◆ **Data for this exercise**:
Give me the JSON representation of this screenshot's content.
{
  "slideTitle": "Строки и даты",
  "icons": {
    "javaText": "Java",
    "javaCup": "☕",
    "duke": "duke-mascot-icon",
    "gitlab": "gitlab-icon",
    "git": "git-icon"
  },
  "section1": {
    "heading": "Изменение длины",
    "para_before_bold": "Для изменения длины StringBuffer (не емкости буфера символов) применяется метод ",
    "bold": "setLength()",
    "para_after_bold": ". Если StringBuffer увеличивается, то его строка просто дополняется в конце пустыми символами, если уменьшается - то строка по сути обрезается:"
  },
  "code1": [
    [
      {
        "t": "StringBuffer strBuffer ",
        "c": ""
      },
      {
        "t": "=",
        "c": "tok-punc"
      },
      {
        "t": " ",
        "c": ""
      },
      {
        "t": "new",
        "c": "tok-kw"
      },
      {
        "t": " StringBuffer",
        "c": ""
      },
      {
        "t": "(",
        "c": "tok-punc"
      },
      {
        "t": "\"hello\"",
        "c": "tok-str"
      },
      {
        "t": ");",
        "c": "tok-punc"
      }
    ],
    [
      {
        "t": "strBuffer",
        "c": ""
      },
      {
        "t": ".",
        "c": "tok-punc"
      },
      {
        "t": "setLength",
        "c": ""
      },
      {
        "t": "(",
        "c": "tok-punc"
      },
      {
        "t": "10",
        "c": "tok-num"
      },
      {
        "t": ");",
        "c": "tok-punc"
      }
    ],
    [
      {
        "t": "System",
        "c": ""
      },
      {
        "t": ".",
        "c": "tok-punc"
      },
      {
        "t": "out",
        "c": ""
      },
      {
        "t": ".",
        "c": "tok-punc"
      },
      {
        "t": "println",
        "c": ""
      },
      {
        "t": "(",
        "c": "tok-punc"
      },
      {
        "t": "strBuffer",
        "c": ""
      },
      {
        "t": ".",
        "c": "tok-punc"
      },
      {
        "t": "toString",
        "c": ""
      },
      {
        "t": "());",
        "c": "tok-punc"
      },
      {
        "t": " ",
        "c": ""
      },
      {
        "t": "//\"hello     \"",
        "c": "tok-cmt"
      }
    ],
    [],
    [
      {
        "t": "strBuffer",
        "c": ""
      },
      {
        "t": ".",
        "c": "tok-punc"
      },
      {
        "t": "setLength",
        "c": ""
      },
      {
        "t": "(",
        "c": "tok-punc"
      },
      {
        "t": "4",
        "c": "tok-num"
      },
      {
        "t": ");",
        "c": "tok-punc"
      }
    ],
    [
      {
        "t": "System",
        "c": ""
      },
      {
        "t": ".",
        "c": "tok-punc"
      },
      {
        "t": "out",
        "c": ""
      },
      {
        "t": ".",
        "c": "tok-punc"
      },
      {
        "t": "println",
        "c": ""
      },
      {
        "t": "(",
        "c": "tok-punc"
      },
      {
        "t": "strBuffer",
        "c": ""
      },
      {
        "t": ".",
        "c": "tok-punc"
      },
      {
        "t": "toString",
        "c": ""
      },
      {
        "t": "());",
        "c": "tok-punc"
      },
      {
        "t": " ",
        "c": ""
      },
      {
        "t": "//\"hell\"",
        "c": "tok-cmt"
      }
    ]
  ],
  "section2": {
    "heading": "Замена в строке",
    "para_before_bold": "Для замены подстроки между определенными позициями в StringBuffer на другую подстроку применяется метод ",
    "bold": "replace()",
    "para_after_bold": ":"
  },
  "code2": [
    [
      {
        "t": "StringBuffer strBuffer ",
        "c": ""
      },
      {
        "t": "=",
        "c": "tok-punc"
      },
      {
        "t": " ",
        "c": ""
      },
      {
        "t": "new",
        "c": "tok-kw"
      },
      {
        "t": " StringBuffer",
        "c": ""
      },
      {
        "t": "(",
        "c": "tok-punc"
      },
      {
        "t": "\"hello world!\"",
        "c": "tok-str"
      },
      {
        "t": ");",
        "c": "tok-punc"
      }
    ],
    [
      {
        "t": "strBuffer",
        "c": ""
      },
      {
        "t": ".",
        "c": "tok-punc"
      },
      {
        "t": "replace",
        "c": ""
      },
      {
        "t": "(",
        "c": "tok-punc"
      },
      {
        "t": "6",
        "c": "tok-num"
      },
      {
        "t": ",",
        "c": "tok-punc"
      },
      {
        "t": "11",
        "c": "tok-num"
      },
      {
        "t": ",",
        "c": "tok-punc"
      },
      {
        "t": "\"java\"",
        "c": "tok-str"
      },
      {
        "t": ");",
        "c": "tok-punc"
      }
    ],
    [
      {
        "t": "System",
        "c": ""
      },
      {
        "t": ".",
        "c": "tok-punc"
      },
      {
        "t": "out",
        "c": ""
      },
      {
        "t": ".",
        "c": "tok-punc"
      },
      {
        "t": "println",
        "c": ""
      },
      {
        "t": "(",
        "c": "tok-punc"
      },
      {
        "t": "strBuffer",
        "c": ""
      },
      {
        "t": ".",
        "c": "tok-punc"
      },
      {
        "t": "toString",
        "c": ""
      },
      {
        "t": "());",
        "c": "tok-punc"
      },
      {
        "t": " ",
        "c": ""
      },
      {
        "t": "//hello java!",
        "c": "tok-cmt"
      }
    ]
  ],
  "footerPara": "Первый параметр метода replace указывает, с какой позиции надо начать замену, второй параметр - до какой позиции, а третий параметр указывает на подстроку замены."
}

◆ **What you have to do**: Show every line from the listing above in which the string "длины" appears.

◆ **Full response**:
    "heading": "Изменение длины",
    "para_before_bold": "Для изменения длины StringBuffer (не емкости буфера символов) применяется метод ",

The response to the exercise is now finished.